**Aim:** Scan the lines below; pull out those with "乙方在收到上述款项后".

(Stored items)
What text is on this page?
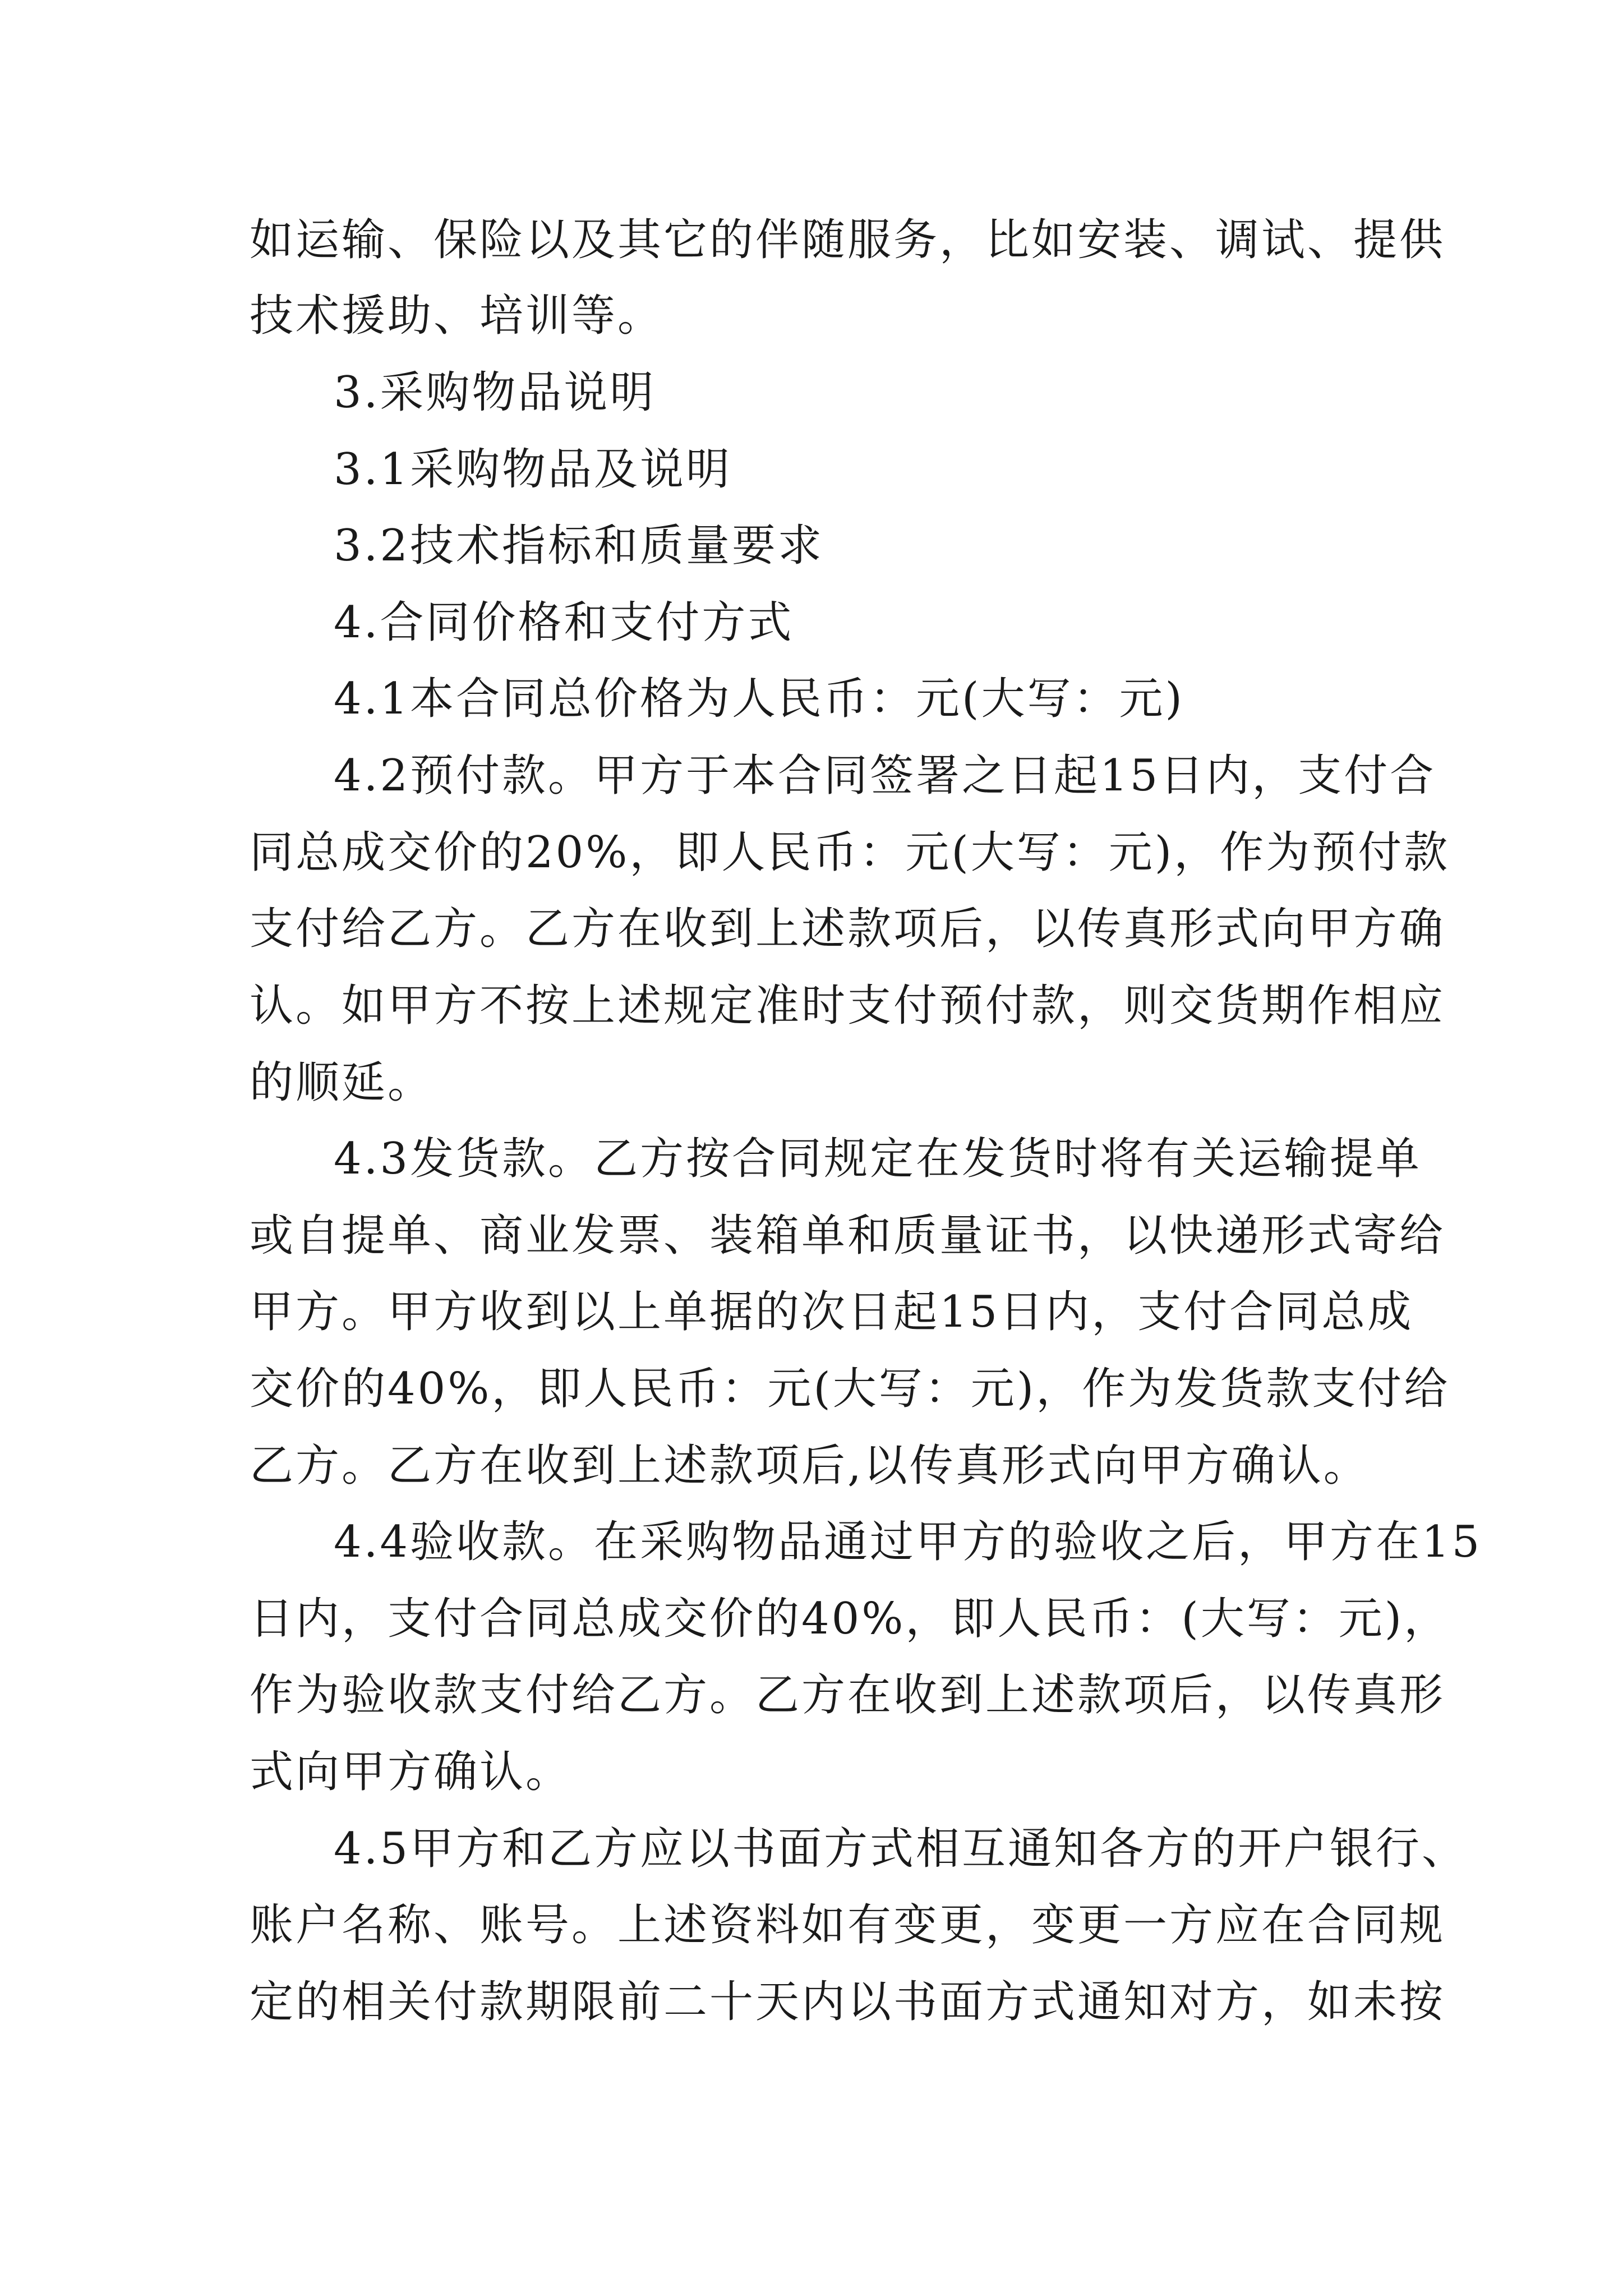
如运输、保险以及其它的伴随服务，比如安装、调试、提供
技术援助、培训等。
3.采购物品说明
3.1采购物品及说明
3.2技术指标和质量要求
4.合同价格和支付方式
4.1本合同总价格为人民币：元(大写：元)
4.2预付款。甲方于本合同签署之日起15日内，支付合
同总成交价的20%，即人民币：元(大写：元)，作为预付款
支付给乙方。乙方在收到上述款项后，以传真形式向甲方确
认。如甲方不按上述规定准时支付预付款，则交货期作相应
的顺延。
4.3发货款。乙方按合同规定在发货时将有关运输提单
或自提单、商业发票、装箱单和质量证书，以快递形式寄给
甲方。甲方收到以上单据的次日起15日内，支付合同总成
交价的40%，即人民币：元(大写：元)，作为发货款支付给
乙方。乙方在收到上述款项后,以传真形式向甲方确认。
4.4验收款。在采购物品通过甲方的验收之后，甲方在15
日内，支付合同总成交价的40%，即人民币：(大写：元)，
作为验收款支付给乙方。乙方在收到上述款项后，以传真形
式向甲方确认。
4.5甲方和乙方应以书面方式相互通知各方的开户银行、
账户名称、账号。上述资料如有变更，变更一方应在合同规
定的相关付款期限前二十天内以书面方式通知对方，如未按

---

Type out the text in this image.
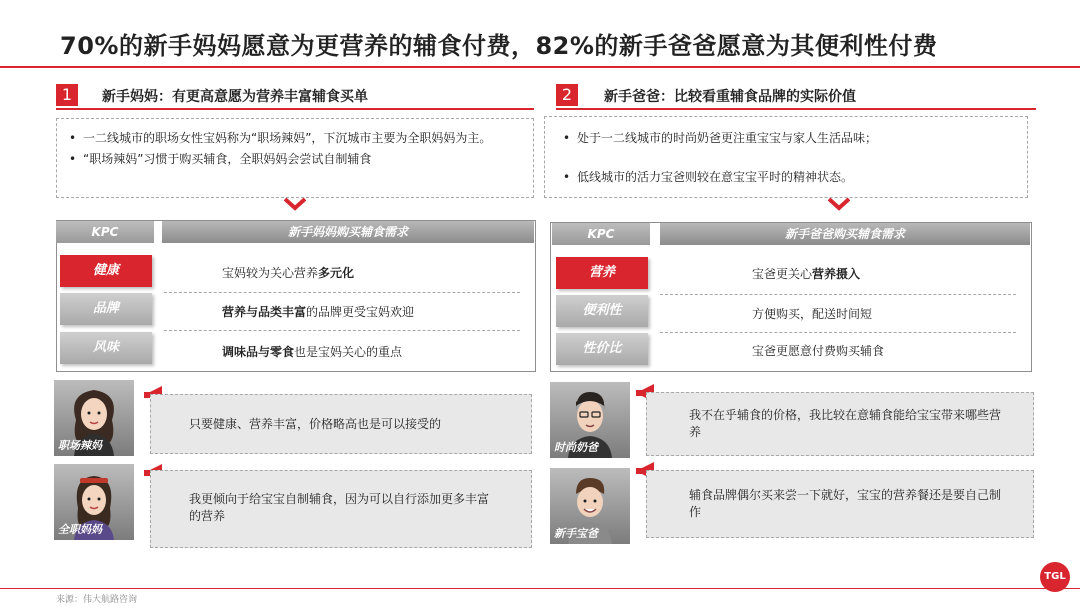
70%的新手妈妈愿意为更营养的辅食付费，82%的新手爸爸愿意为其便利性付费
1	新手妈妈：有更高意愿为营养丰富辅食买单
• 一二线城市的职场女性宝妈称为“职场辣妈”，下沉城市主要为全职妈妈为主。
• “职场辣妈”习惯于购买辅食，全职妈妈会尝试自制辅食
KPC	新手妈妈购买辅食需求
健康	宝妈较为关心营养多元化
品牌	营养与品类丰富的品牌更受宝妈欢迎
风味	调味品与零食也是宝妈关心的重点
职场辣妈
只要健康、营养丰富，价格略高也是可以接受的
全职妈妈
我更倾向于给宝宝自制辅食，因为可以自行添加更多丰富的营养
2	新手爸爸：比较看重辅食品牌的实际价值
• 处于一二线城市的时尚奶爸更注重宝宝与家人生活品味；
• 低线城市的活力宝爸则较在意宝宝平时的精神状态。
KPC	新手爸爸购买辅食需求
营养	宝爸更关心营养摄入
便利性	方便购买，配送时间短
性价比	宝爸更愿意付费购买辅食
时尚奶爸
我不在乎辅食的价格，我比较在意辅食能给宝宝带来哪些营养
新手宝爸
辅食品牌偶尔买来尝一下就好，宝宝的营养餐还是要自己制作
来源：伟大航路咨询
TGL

* * *

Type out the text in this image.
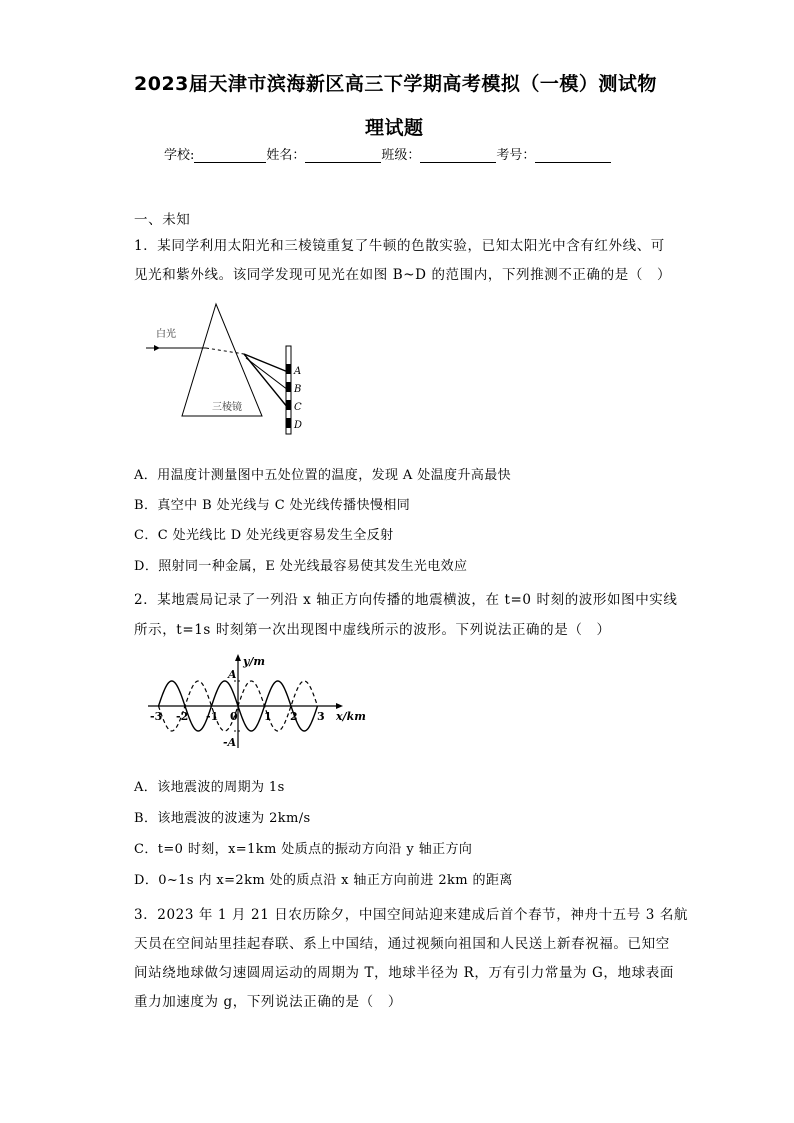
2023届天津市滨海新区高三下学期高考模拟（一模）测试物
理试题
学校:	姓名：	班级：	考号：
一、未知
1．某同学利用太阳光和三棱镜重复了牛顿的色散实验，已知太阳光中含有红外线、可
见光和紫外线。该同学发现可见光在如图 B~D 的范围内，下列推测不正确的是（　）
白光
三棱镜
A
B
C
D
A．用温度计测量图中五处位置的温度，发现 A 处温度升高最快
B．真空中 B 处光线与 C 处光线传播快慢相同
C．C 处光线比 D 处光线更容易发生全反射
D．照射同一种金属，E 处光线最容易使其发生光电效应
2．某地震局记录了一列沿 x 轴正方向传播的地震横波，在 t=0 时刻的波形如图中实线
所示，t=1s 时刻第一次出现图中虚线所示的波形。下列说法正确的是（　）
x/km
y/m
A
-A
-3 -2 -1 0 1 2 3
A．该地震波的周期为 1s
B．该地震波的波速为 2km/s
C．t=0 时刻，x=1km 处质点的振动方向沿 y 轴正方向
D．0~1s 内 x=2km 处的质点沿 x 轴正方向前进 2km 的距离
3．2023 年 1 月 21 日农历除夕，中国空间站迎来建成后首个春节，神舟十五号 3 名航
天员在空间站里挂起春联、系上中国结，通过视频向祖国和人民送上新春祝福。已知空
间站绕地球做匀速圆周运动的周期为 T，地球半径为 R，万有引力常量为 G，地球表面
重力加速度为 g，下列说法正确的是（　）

**Answer to this task:**
支付给乙方。乙方在收到上述款项后，以传真形式向甲方确
乙方。乙方在收到上述款项后,以传真形式向甲方确认。
作为验收款支付给乙方。乙方在收到上述款项后，以传真形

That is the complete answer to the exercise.